Data entries:
* * * *

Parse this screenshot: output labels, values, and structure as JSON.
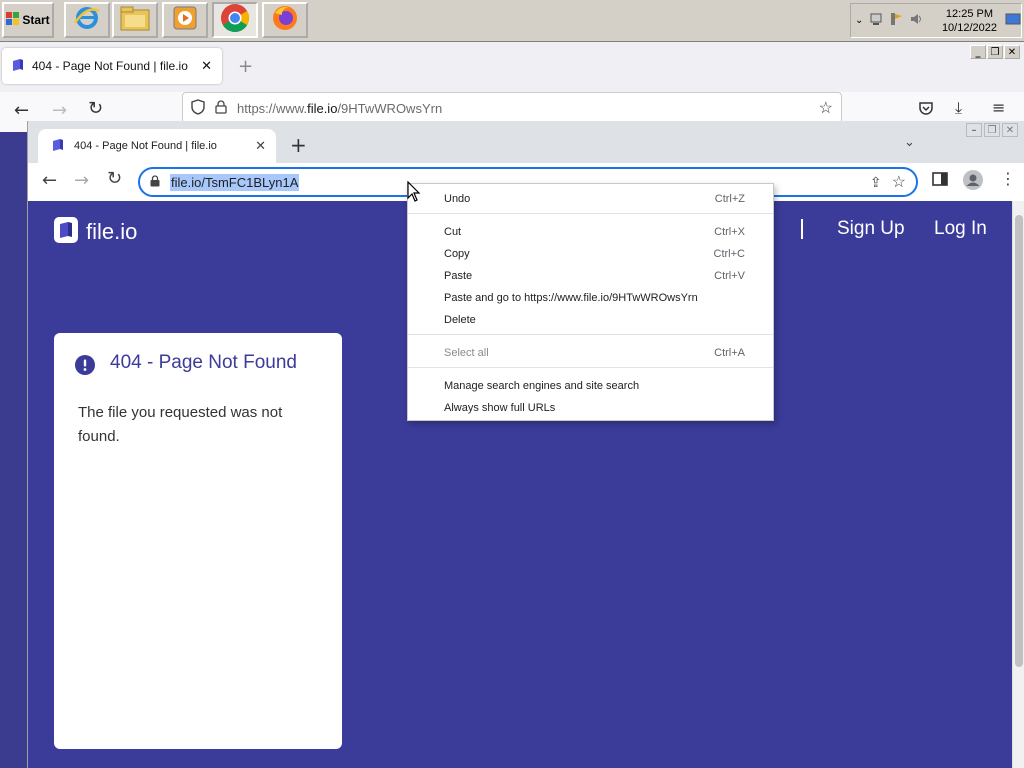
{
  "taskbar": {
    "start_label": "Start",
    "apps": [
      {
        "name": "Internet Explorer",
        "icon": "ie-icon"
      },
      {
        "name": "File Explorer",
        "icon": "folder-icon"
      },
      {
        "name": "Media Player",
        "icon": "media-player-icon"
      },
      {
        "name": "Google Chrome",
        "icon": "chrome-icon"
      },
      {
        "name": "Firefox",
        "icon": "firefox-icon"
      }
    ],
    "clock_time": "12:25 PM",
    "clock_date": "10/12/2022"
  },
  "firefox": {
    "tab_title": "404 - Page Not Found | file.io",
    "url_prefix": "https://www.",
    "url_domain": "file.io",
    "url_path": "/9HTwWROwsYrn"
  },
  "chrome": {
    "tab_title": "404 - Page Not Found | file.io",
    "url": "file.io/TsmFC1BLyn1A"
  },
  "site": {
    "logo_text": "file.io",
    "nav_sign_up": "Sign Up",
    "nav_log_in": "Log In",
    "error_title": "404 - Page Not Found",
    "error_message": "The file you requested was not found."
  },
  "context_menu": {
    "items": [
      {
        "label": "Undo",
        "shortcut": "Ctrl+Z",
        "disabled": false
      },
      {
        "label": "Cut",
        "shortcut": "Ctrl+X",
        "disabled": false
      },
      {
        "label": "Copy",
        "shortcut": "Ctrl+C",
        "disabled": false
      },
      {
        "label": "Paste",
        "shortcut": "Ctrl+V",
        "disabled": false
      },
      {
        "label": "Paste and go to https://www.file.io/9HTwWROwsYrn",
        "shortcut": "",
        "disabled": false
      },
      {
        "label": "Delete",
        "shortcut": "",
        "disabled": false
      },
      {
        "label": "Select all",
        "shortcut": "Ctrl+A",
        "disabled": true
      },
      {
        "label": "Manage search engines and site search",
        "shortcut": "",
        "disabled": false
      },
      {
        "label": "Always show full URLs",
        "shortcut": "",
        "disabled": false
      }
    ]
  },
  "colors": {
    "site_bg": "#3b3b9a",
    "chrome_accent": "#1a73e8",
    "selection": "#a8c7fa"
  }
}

* * * *

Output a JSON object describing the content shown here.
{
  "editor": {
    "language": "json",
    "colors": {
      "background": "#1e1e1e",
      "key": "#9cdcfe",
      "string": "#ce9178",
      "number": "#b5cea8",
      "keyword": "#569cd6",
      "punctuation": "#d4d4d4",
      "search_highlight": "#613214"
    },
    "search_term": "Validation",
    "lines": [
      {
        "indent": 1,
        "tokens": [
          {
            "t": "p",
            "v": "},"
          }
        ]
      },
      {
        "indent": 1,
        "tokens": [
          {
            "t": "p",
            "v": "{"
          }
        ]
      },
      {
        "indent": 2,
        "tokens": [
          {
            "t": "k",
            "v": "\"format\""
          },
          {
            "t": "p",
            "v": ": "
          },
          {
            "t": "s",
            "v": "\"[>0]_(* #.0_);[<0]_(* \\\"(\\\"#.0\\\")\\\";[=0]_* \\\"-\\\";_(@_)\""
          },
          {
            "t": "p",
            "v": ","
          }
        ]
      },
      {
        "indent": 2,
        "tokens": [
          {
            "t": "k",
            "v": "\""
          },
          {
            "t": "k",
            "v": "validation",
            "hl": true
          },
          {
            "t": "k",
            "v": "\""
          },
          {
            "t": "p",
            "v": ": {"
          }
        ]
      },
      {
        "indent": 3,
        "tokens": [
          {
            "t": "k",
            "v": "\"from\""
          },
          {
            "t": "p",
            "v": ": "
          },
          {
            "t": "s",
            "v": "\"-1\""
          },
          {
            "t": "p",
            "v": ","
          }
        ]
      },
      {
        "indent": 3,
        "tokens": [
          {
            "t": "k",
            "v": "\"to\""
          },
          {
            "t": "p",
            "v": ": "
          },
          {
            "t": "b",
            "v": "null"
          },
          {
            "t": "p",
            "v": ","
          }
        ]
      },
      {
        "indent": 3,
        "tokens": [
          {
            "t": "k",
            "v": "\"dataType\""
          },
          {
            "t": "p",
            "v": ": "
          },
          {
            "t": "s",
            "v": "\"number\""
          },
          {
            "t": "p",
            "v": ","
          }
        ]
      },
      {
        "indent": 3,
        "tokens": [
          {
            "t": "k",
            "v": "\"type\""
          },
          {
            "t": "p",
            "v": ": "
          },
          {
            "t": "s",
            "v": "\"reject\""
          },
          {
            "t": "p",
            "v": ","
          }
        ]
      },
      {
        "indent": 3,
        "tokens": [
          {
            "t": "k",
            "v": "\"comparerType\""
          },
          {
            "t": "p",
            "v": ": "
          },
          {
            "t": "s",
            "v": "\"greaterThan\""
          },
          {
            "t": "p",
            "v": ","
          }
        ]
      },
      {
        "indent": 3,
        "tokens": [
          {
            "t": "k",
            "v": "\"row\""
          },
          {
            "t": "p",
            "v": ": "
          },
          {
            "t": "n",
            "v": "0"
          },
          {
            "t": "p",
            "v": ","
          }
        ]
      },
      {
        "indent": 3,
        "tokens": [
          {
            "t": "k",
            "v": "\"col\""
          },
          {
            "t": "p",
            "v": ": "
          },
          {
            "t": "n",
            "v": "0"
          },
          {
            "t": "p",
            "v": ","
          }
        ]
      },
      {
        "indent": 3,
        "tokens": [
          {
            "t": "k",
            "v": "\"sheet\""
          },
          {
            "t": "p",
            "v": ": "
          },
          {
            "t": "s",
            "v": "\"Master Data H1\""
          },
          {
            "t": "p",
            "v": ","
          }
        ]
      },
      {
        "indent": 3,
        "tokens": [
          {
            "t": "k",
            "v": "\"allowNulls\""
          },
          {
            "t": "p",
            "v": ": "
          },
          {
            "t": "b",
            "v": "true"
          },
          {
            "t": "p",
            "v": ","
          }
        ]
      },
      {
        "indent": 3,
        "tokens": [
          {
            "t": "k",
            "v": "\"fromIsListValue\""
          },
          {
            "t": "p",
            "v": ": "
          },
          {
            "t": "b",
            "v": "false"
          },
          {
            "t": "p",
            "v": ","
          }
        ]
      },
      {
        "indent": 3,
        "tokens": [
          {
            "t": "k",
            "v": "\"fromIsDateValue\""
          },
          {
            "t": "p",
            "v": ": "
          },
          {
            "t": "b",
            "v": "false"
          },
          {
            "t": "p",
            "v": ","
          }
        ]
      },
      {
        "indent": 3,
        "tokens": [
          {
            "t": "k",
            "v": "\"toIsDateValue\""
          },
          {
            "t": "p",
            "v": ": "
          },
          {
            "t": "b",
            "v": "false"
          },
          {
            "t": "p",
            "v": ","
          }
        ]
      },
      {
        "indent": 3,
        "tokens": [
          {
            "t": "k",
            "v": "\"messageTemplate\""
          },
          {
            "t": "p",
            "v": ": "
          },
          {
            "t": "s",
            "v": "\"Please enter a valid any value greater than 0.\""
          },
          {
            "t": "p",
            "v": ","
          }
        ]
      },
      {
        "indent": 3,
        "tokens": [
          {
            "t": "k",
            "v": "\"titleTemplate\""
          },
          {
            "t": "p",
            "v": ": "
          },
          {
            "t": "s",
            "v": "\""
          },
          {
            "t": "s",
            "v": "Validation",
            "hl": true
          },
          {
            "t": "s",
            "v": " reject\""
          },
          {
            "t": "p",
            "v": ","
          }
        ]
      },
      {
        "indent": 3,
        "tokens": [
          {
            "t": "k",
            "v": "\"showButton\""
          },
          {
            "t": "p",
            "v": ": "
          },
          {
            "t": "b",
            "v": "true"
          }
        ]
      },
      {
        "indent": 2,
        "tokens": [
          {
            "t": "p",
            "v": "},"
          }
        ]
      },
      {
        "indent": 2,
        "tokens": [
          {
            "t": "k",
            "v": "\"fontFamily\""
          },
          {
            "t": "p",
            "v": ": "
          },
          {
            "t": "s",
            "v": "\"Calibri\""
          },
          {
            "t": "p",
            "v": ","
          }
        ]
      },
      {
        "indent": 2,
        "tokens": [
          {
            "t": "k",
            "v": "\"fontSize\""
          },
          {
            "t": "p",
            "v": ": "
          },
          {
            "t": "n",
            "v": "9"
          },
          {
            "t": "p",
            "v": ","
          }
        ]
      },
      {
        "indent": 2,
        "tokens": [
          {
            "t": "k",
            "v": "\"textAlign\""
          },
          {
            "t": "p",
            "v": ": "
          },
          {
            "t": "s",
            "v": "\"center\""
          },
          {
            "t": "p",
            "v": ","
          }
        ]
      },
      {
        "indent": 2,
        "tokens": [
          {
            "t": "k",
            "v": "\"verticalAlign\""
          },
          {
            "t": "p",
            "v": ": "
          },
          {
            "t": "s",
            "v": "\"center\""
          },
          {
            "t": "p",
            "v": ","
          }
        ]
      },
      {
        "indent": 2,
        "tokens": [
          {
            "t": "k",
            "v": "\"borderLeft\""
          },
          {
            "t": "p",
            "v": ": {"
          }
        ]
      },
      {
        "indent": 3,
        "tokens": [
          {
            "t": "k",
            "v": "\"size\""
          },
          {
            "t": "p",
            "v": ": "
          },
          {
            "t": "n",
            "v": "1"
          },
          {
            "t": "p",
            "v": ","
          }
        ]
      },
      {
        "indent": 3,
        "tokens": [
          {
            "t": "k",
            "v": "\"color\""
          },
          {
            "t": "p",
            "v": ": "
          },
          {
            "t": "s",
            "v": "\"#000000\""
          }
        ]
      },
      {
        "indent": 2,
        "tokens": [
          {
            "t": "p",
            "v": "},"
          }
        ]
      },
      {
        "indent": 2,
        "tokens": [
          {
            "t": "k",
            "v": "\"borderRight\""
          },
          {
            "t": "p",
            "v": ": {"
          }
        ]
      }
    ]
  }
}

* * * *

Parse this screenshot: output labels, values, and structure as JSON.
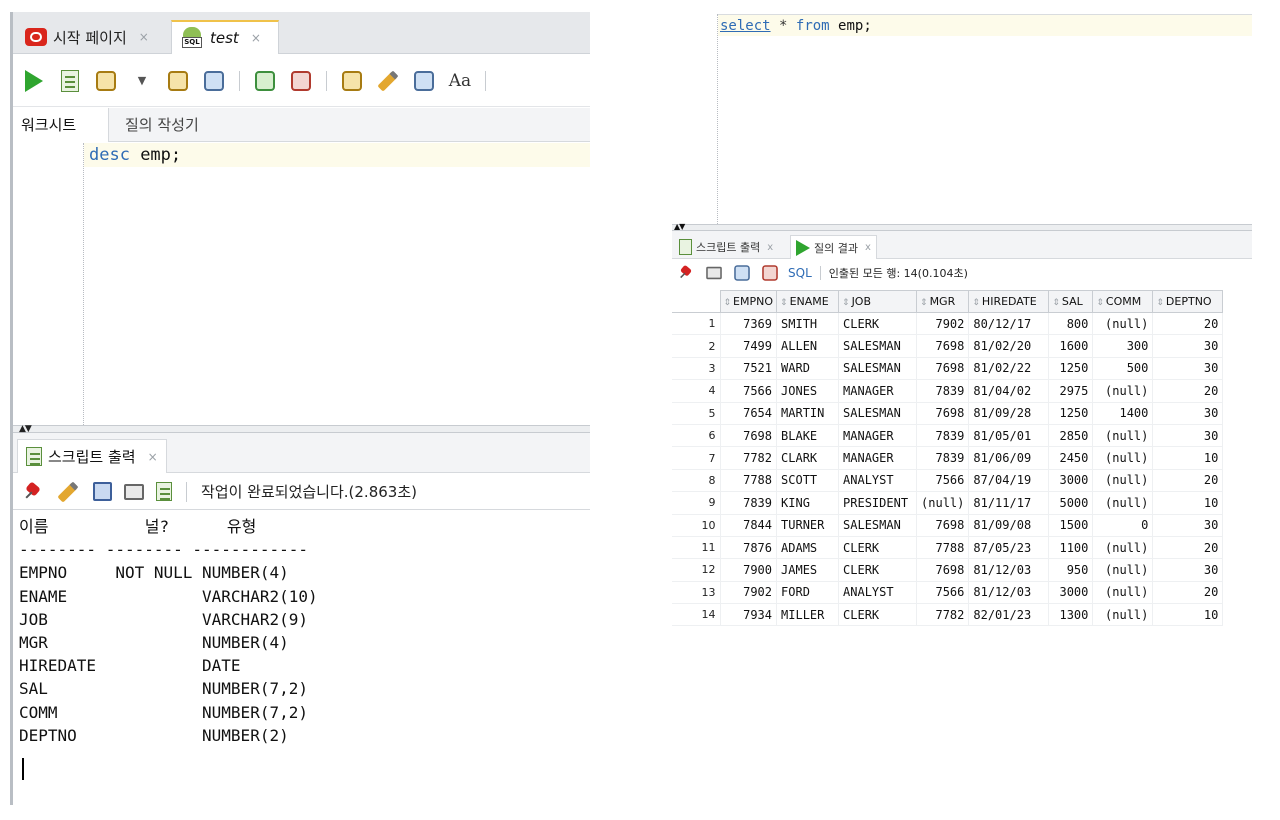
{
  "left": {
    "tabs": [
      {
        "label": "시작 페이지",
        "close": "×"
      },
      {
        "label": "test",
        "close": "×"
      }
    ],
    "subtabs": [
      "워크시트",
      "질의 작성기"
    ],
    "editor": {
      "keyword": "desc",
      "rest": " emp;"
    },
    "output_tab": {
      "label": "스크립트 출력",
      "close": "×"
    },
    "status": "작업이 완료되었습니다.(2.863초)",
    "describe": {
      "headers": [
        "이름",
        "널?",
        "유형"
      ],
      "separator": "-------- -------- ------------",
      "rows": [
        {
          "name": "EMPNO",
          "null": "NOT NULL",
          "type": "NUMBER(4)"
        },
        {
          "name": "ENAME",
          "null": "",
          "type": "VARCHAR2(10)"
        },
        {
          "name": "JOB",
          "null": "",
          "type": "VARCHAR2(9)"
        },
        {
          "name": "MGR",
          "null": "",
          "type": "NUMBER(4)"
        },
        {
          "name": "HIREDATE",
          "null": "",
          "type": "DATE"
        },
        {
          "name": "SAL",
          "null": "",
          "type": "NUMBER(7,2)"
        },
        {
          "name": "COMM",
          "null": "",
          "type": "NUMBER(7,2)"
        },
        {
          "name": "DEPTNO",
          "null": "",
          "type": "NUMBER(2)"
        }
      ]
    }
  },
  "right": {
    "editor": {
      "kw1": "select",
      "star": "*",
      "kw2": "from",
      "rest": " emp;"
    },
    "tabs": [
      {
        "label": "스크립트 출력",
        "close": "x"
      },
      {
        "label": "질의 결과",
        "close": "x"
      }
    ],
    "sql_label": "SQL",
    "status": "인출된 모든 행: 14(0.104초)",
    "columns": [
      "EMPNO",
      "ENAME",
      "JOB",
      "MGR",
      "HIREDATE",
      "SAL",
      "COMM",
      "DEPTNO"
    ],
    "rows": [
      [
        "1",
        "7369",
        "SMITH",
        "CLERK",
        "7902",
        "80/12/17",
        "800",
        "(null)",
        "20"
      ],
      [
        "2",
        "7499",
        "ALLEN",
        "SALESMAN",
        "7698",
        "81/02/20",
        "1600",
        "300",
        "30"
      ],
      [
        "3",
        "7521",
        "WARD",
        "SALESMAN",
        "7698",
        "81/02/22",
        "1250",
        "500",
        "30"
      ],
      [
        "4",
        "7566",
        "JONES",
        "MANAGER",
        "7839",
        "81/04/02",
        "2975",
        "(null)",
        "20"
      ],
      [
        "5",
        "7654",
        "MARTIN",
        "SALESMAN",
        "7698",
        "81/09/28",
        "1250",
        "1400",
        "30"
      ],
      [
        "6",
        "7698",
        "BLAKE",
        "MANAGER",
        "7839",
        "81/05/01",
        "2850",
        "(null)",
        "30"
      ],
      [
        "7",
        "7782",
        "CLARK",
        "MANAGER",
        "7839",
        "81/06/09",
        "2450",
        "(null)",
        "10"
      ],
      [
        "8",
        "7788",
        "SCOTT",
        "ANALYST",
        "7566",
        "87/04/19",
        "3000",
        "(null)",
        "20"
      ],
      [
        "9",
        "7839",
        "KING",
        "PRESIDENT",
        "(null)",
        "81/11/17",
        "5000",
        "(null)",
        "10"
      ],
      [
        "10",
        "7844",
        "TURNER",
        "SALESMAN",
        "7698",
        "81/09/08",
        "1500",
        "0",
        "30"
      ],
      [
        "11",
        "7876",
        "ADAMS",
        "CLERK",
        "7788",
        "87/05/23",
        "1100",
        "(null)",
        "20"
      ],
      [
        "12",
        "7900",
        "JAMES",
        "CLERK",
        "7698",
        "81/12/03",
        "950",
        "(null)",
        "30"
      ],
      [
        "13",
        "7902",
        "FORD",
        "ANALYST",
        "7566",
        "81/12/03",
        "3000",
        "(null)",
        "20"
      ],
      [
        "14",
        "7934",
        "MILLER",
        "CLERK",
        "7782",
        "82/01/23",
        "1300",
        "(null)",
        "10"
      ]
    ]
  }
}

* * * *

▸ Task prompt: Search the entries for the word "status", then gather every line that has it.

▸ Written solution:
    "status": "작업이 완료되었습니다.(2.863초)",
    "status": "인출된 모든 행: 14(0.104초)",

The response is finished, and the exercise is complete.